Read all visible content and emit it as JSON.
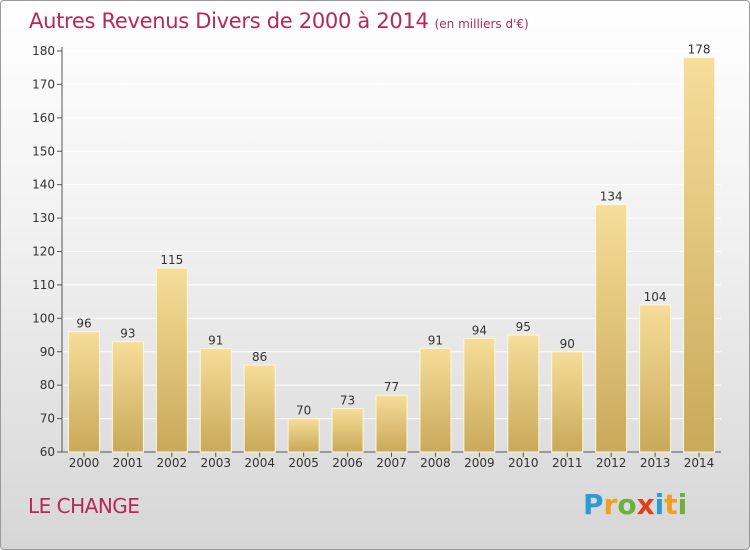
{
  "title": "Autres Revenus Divers de 2000 à 2014",
  "subtitle": "(en milliers d'€)",
  "place": "LE CHANGE",
  "logo": {
    "text": "Proxiti"
  },
  "colors": {
    "title": "#b8275a",
    "bar_top": "#f6dd99",
    "bar_bottom": "#c9a95a",
    "logo_blue": "#2a9bd6",
    "logo_orange": "#f0a020",
    "logo_green": "#6ab23a",
    "logo_red": "#e0401c"
  },
  "chart_data": {
    "type": "bar",
    "categories": [
      "2000",
      "2001",
      "2002",
      "2003",
      "2004",
      "2005",
      "2006",
      "2007",
      "2008",
      "2009",
      "2010",
      "2011",
      "2012",
      "2013",
      "2014"
    ],
    "values": [
      96,
      93,
      115,
      91,
      86,
      70,
      73,
      77,
      91,
      94,
      95,
      90,
      134,
      104,
      178
    ],
    "ylim": [
      60,
      180
    ],
    "yticks": [
      60,
      70,
      80,
      90,
      100,
      110,
      120,
      130,
      140,
      150,
      160,
      170,
      180
    ],
    "grid": true,
    "data_labels": true,
    "title": "Autres Revenus Divers de 2000 à 2014",
    "xlabel": "",
    "ylabel": ""
  }
}
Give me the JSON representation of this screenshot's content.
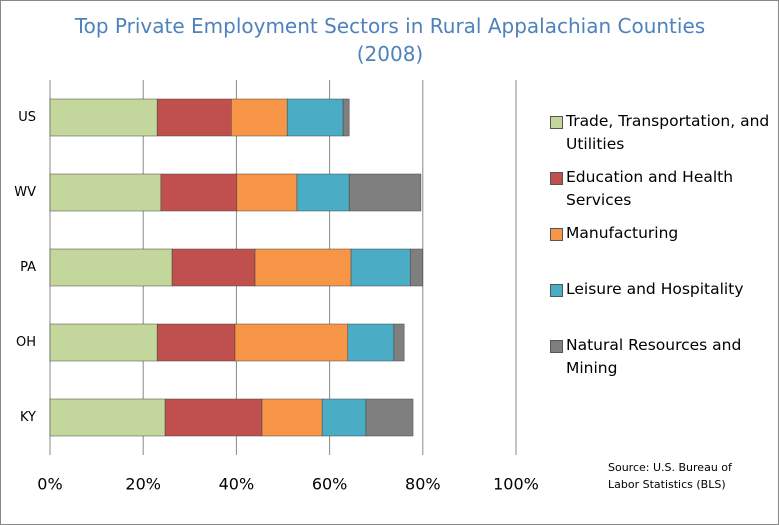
{
  "chart_data": {
    "type": "stacked-bar-horizontal",
    "title": "Top Private Employment Sectors in Rural Appalachian Counties (2008)",
    "source": "Source: U.S. Bureau of Labor Statistics  (BLS)",
    "categories": [
      "US",
      "WV",
      "PA",
      "OH",
      "KY"
    ],
    "series": [
      {
        "name": "Trade, Transportation, and Utilities",
        "color": "#c3d69b",
        "values": [
          23.0,
          23.8,
          26.2,
          23.0,
          24.7
        ]
      },
      {
        "name": "Education and Health Services",
        "color": "#c0504d",
        "values": [
          15.9,
          16.3,
          17.8,
          16.7,
          20.8
        ]
      },
      {
        "name": "Manufacturing",
        "color": "#f79646",
        "values": [
          12.0,
          12.9,
          20.6,
          24.2,
          12.9
        ]
      },
      {
        "name": "Leisure and Hospitality",
        "color": "#4bacc6",
        "values": [
          12.0,
          11.2,
          12.7,
          9.9,
          9.4
        ]
      },
      {
        "name": "Natural Resources and Mining",
        "color": "#7f7f7f",
        "values": [
          1.3,
          15.4,
          2.7,
          2.2,
          10.1
        ]
      }
    ],
    "xlim": [
      0,
      100
    ],
    "xticks": [
      {
        "value": 0,
        "label": "0%"
      },
      {
        "value": 20,
        "label": "20%"
      },
      {
        "value": 40,
        "label": "40%"
      },
      {
        "value": 60,
        "label": "60%"
      },
      {
        "value": 80,
        "label": "80%"
      },
      {
        "value": 100,
        "label": "100%"
      }
    ],
    "grid": true,
    "legend": "right"
  }
}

- - - - - - -

■ Exercise requirements
From the listing, extract all text exactly as given and drop any picture.

■ Written answer
Read all visible content and emit it as JSON.
{
  "title": "Autres Revenus Divers de 2000 à 2014",
  "subtitle": "(en milliers d'€)",
  "place": "LE CHANGE",
  "logo": {
    "text": "Proxiti"
  },
  "colors": {
    "title": "#b8275a",
    "bar_top": "#f6dd99",
    "bar_bottom": "#c9a95a",
    "logo_blue": "#2a9bd6",
    "logo_orange": "#f0a020",
    "logo_green": "#6ab23a",
    "logo_red": "#e0401c"
  },
  "chart_data": {
    "type": "bar",
    "categories": [
      "2000",
      "2001",
      "2002",
      "2003",
      "2004",
      "2005",
      "2006",
      "2007",
      "2008",
      "2009",
      "2010",
      "2011",
      "2012",
      "2013",
      "2014"
    ],
    "values": [
      96,
      93,
      115,
      91,
      86,
      70,
      73,
      77,
      91,
      94,
      95,
      90,
      134,
      104,
      178
    ],
    "ylim": [
      60,
      180
    ],
    "yticks": [
      60,
      70,
      80,
      90,
      100,
      110,
      120,
      130,
      140,
      150,
      160,
      170,
      180
    ],
    "grid": true,
    "data_labels": true,
    "title": "Autres Revenus Divers de 2000 à 2014",
    "xlabel": "",
    "ylabel": ""
  }
}
Give me the JSON representation of this screenshot's content.
{
  "chart_data": {
    "type": "stacked-bar-horizontal",
    "title": "Top Private Employment Sectors in Rural Appalachian Counties (2008)",
    "source": "Source: U.S. Bureau of Labor Statistics  (BLS)",
    "categories": [
      "US",
      "WV",
      "PA",
      "OH",
      "KY"
    ],
    "series": [
      {
        "name": "Trade, Transportation, and Utilities",
        "color": "#c3d69b",
        "values": [
          23.0,
          23.8,
          26.2,
          23.0,
          24.7
        ]
      },
      {
        "name": "Education and Health Services",
        "color": "#c0504d",
        "values": [
          15.9,
          16.3,
          17.8,
          16.7,
          20.8
        ]
      },
      {
        "name": "Manufacturing",
        "color": "#f79646",
        "values": [
          12.0,
          12.9,
          20.6,
          24.2,
          12.9
        ]
      },
      {
        "name": "Leisure and Hospitality",
        "color": "#4bacc6",
        "values": [
          12.0,
          11.2,
          12.7,
          9.9,
          9.4
        ]
      },
      {
        "name": "Natural Resources and Mining",
        "color": "#7f7f7f",
        "values": [
          1.3,
          15.4,
          2.7,
          2.2,
          10.1
        ]
      }
    ],
    "xlim": [
      0,
      100
    ],
    "xticks": [
      {
        "value": 0,
        "label": "0%"
      },
      {
        "value": 20,
        "label": "20%"
      },
      {
        "value": 40,
        "label": "40%"
      },
      {
        "value": 60,
        "label": "60%"
      },
      {
        "value": 80,
        "label": "80%"
      },
      {
        "value": 100,
        "label": "100%"
      }
    ],
    "grid": true,
    "legend": "right"
  }
}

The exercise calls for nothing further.